→ **Problem details**: Locate each line containing the string "consider" and copy it out.

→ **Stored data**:
______
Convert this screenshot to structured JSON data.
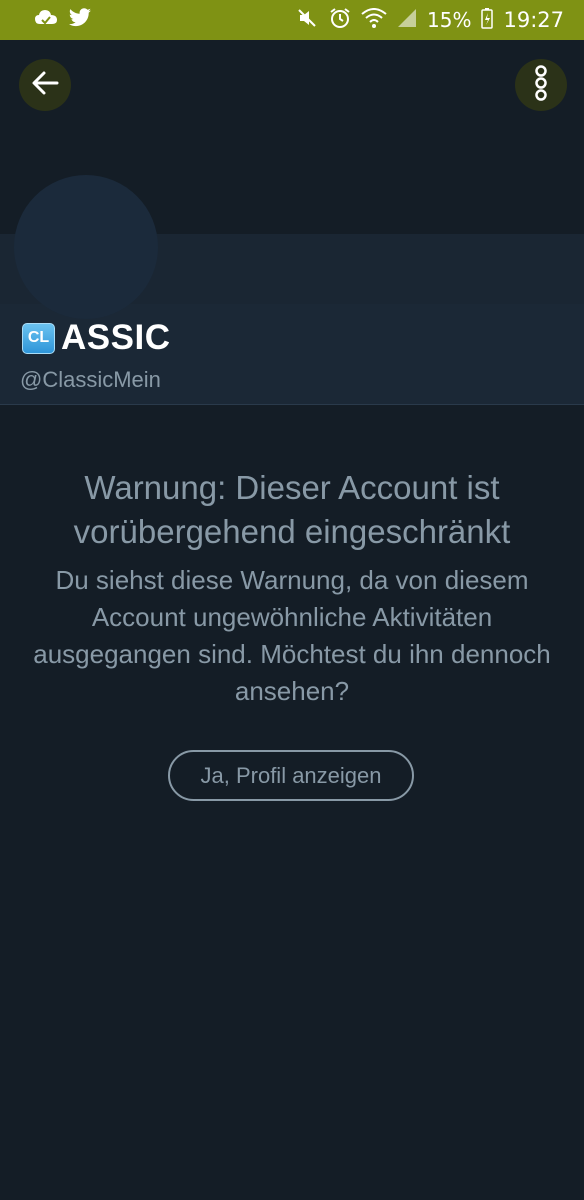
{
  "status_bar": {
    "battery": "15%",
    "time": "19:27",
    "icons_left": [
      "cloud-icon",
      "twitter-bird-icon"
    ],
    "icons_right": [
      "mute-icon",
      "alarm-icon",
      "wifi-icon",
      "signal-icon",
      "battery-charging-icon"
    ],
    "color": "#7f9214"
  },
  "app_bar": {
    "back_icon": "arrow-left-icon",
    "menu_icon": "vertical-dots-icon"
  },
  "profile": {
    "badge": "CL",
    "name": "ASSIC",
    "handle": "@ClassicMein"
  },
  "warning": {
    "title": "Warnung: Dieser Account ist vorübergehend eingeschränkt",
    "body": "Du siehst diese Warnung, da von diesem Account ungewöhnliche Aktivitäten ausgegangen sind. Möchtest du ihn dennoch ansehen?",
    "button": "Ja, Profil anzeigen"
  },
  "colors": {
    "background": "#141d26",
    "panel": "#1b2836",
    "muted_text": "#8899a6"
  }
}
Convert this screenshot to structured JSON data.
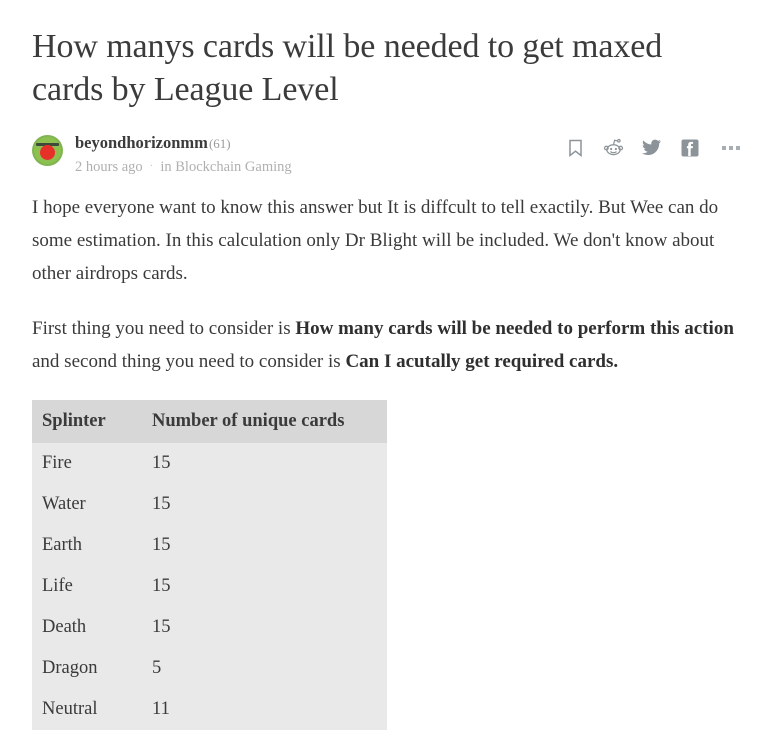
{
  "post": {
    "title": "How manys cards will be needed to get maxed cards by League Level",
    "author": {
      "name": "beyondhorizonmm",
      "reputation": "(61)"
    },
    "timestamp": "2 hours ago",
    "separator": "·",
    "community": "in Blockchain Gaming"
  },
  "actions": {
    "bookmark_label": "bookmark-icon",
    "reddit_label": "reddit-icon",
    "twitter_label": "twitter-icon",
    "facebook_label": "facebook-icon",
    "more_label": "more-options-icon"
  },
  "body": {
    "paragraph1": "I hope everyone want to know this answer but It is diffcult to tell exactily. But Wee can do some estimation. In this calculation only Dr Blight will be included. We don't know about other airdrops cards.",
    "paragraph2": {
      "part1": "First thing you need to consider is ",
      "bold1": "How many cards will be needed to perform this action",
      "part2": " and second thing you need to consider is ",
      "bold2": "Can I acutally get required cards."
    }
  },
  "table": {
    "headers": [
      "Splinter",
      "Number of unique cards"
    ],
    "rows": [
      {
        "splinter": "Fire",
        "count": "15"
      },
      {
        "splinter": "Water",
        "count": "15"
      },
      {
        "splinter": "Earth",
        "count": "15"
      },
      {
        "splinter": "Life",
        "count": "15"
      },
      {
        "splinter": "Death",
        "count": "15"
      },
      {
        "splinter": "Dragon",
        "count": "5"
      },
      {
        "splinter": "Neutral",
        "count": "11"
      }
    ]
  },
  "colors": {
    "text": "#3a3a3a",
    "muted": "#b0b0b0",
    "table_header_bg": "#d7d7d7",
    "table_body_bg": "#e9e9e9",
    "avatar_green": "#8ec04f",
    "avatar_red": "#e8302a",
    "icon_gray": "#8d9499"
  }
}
______
→ **In response**:
      "part1": "First thing you need to consider is ",
      "part2": " and second thing you need to consider is ",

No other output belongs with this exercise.